Data shown:

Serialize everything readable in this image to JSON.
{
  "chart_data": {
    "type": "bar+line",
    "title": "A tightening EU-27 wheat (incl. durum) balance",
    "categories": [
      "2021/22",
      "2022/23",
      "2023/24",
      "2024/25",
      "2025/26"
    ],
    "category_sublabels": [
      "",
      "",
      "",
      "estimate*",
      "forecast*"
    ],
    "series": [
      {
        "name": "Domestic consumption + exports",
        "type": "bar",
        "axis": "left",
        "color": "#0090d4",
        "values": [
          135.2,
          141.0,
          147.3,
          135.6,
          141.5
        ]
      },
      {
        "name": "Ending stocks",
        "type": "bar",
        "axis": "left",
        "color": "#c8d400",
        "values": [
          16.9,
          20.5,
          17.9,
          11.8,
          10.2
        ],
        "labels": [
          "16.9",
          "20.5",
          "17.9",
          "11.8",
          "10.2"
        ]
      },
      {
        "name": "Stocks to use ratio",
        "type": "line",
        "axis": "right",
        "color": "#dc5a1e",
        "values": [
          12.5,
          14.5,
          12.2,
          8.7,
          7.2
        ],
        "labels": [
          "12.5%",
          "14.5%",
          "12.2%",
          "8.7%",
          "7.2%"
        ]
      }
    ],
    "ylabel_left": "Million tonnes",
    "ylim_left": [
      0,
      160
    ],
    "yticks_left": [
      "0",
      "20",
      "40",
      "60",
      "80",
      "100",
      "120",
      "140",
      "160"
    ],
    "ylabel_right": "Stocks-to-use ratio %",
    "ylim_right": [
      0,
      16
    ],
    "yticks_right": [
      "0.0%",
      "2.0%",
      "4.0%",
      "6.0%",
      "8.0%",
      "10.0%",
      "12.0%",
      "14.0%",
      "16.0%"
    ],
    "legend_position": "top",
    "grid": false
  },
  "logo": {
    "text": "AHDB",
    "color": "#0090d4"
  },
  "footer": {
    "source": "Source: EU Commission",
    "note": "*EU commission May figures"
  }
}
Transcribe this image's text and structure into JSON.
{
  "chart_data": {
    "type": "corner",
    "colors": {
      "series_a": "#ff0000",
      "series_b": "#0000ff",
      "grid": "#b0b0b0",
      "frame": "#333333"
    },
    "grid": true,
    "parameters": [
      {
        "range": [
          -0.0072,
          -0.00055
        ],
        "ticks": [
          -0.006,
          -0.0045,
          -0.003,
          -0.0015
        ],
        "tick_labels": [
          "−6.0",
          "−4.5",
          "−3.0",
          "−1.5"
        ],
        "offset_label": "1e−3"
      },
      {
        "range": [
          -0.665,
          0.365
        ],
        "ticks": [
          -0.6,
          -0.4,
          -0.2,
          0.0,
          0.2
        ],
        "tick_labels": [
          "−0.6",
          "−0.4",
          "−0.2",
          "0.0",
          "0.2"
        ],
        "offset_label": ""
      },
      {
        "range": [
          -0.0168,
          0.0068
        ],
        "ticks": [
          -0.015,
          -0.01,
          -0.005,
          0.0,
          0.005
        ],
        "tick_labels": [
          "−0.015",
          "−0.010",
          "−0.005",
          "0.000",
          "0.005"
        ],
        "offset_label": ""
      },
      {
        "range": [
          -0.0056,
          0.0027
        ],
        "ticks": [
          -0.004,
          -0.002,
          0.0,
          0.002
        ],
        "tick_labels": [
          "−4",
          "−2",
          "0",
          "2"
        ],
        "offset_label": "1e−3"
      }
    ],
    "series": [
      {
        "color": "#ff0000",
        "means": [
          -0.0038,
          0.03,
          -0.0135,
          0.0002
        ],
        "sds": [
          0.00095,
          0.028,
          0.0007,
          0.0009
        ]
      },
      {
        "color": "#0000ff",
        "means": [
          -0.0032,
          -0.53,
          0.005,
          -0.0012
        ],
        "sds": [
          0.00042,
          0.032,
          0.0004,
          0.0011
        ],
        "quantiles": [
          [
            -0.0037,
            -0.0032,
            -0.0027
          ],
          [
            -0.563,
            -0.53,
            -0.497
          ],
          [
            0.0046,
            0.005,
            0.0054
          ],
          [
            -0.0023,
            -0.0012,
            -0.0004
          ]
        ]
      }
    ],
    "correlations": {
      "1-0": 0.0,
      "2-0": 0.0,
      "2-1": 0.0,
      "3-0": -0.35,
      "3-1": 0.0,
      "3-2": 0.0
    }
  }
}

Directions for this task: Set all of the records down again, exactly as they stand.

Expected output:
Serialize everything readable in this image to JSON.
{
  "chart_data": {
    "type": "bar+line",
    "title": "A tightening EU-27 wheat (incl. durum) balance",
    "categories": [
      "2021/22",
      "2022/23",
      "2023/24",
      "2024/25",
      "2025/26"
    ],
    "category_sublabels": [
      "",
      "",
      "",
      "estimate*",
      "forecast*"
    ],
    "series": [
      {
        "name": "Domestic consumption + exports",
        "type": "bar",
        "axis": "left",
        "color": "#0090d4",
        "values": [
          135.2,
          141.0,
          147.3,
          135.6,
          141.5
        ]
      },
      {
        "name": "Ending stocks",
        "type": "bar",
        "axis": "left",
        "color": "#c8d400",
        "values": [
          16.9,
          20.5,
          17.9,
          11.8,
          10.2
        ],
        "labels": [
          "16.9",
          "20.5",
          "17.9",
          "11.8",
          "10.2"
        ]
      },
      {
        "name": "Stocks to use ratio",
        "type": "line",
        "axis": "right",
        "color": "#dc5a1e",
        "values": [
          12.5,
          14.5,
          12.2,
          8.7,
          7.2
        ],
        "labels": [
          "12.5%",
          "14.5%",
          "12.2%",
          "8.7%",
          "7.2%"
        ]
      }
    ],
    "ylabel_left": "Million tonnes",
    "ylim_left": [
      0,
      160
    ],
    "yticks_left": [
      "0",
      "20",
      "40",
      "60",
      "80",
      "100",
      "120",
      "140",
      "160"
    ],
    "ylabel_right": "Stocks-to-use ratio %",
    "ylim_right": [
      0,
      16
    ],
    "yticks_right": [
      "0.0%",
      "2.0%",
      "4.0%",
      "6.0%",
      "8.0%",
      "10.0%",
      "12.0%",
      "14.0%",
      "16.0%"
    ],
    "legend_position": "top",
    "grid": false
  },
  "logo": {
    "text": "AHDB",
    "color": "#0090d4"
  },
  "footer": {
    "source": "Source: EU Commission",
    "note": "*EU commission May figures"
  }
}
Transcribe this image's text and structure into JSON.
{
  "chart_data": {
    "type": "corner",
    "colors": {
      "series_a": "#ff0000",
      "series_b": "#0000ff",
      "grid": "#b0b0b0",
      "frame": "#333333"
    },
    "grid": true,
    "parameters": [
      {
        "range": [
          -0.0072,
          -0.00055
        ],
        "ticks": [
          -0.006,
          -0.0045,
          -0.003,
          -0.0015
        ],
        "tick_labels": [
          "−6.0",
          "−4.5",
          "−3.0",
          "−1.5"
        ],
        "offset_label": "1e−3"
      },
      {
        "range": [
          -0.665,
          0.365
        ],
        "ticks": [
          -0.6,
          -0.4,
          -0.2,
          0.0,
          0.2
        ],
        "tick_labels": [
          "−0.6",
          "−0.4",
          "−0.2",
          "0.0",
          "0.2"
        ],
        "offset_label": ""
      },
      {
        "range": [
          -0.0168,
          0.0068
        ],
        "ticks": [
          -0.015,
          -0.01,
          -0.005,
          0.0,
          0.005
        ],
        "tick_labels": [
          "−0.015",
          "−0.010",
          "−0.005",
          "0.000",
          "0.005"
        ],
        "offset_label": ""
      },
      {
        "range": [
          -0.0056,
          0.0027
        ],
        "ticks": [
          -0.004,
          -0.002,
          0.0,
          0.002
        ],
        "tick_labels": [
          "−4",
          "−2",
          "0",
          "2"
        ],
        "offset_label": "1e−3"
      }
    ],
    "series": [
      {
        "color": "#ff0000",
        "means": [
          -0.0038,
          0.03,
          -0.0135,
          0.0002
        ],
        "sds": [
          0.00095,
          0.028,
          0.0007,
          0.0009
        ]
      },
      {
        "color": "#0000ff",
        "means": [
          -0.0032,
          -0.53,
          0.005,
          -0.0012
        ],
        "sds": [
          0.00042,
          0.032,
          0.0004,
          0.0011
        ],
        "quantiles": [
          [
            -0.0037,
            -0.0032,
            -0.0027
          ],
          [
            -0.563,
            -0.53,
            -0.497
          ],
          [
            0.0046,
            0.005,
            0.0054
          ],
          [
            -0.0023,
            -0.0012,
            -0.0004
          ]
        ]
      }
    ],
    "correlations": {
      "1-0": 0.0,
      "2-0": 0.0,
      "2-1": 0.0,
      "3-0": -0.35,
      "3-1": 0.0,
      "3-2": 0.0
    }
  }
}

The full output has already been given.